Problem requirements
Your output must consist solely of the lines from the one containing "What text is on this page?" through the end of the records, reproduced exactly.

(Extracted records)

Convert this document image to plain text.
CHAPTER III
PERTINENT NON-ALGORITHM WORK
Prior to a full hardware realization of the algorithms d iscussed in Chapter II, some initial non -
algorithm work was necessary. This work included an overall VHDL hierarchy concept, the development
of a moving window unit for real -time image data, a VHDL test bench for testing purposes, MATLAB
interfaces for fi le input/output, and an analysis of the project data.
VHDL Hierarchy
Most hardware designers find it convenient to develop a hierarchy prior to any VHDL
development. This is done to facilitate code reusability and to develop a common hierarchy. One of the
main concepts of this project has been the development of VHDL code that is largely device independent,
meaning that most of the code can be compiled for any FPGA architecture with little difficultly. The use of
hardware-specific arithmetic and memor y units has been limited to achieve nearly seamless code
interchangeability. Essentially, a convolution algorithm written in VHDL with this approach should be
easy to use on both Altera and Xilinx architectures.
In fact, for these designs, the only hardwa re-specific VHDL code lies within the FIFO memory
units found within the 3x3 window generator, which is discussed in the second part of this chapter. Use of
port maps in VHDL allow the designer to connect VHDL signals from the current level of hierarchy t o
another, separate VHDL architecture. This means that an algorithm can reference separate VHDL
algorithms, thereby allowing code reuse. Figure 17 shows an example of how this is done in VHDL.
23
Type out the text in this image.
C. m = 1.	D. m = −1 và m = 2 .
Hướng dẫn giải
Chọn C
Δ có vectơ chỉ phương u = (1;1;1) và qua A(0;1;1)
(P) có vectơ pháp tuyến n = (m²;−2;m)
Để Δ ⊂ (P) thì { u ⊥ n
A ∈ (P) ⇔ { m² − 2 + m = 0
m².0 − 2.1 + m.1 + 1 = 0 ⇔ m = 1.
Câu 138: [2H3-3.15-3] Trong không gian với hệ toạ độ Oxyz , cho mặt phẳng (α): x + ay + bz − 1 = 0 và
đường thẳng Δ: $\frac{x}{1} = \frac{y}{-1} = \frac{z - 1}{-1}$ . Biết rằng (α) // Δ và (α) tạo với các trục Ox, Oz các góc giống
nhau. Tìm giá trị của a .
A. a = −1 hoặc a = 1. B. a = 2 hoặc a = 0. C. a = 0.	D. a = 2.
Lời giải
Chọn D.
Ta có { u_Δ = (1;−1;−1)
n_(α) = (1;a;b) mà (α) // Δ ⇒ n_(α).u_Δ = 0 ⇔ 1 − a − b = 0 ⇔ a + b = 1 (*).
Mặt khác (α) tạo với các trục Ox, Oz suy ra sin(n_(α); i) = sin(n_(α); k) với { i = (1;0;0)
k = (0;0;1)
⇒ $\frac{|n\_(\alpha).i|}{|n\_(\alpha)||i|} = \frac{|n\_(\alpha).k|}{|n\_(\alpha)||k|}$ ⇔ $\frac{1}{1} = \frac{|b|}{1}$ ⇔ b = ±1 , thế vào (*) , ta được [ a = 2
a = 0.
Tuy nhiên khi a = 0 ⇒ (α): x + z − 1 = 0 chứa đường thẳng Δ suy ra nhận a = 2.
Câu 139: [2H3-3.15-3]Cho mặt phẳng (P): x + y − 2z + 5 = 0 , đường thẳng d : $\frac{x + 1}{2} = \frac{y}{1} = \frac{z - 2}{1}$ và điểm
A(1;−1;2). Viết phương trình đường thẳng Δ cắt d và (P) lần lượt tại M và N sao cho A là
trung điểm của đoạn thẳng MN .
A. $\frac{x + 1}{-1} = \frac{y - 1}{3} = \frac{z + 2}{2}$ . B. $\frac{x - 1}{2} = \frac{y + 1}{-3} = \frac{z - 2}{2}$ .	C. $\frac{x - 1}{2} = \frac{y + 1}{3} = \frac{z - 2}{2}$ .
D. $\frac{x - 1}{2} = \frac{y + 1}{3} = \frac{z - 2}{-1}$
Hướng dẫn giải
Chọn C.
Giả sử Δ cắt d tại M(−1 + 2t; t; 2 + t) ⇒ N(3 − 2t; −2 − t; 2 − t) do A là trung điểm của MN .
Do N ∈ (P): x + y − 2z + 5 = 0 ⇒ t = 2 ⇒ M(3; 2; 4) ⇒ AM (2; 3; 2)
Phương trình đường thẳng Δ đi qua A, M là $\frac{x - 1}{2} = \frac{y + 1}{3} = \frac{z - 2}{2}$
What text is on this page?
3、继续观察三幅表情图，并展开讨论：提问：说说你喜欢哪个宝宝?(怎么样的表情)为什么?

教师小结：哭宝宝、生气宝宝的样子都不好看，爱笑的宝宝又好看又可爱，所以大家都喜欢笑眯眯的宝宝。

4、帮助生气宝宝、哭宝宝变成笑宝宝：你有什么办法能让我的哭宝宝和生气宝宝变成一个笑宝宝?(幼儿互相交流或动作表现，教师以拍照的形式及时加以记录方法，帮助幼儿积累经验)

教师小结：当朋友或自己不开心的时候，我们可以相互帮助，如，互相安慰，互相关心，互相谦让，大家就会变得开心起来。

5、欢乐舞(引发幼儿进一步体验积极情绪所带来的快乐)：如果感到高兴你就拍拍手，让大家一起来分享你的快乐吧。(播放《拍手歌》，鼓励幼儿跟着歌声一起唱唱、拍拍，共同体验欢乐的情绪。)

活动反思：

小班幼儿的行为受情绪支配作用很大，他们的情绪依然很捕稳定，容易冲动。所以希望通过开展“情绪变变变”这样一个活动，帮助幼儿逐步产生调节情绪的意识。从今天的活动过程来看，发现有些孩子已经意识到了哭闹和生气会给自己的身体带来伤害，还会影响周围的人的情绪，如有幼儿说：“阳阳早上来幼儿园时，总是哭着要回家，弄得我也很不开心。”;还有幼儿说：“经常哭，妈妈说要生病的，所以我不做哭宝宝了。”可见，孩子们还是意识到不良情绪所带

Response to the task
What text is on this page?
3、继续观察三幅表情图，并展开讨论：提问：说说你喜欢哪个宝宝?(怎么样的表情)为什么?

教师小结：哭宝宝、生气宝宝的样子都不好看，爱笑的宝宝又好看又可爱，所以大家都喜欢笑眯眯的宝宝。

4、帮助生气宝宝、哭宝宝变成笑宝宝：你有什么办法能让我的哭宝宝和生气宝宝变成一个笑宝宝?(幼儿互相交流或动作表现，教师以拍照的形式及时加以记录方法，帮助幼儿积累经验)

教师小结：当朋友或自己不开心的时候，我们可以相互帮助，如，互相安慰，互相关心，互相谦让，大家就会变得开心起来。

5、欢乐舞(引发幼儿进一步体验积极情绪所带来的快乐)：如果感到高兴你就拍拍手，让大家一起来分享你的快乐吧。(播放《拍手歌》，鼓励幼儿跟着歌声一起唱唱、拍拍，共同体验欢乐的情绪。)

活动反思：

小班幼儿的行为受情绪支配作用很大，他们的情绪依然很捕稳定，容易冲动。所以希望通过开展“情绪变变变”这样一个活动，帮助幼儿逐步产生调节情绪的意识。从今天的活动过程来看，发现有些孩子已经意识到了哭闹和生气会给自己的身体带来伤害，还会影响周围的人的情绪，如有幼儿说：“阳阳早上来幼儿园时，总是哭着要回家，弄得我也很不开心。”;还有幼儿说：“经常哭，妈妈说要生病的，所以我不做哭宝宝了。”可见，孩子们还是意识到不良情绪所带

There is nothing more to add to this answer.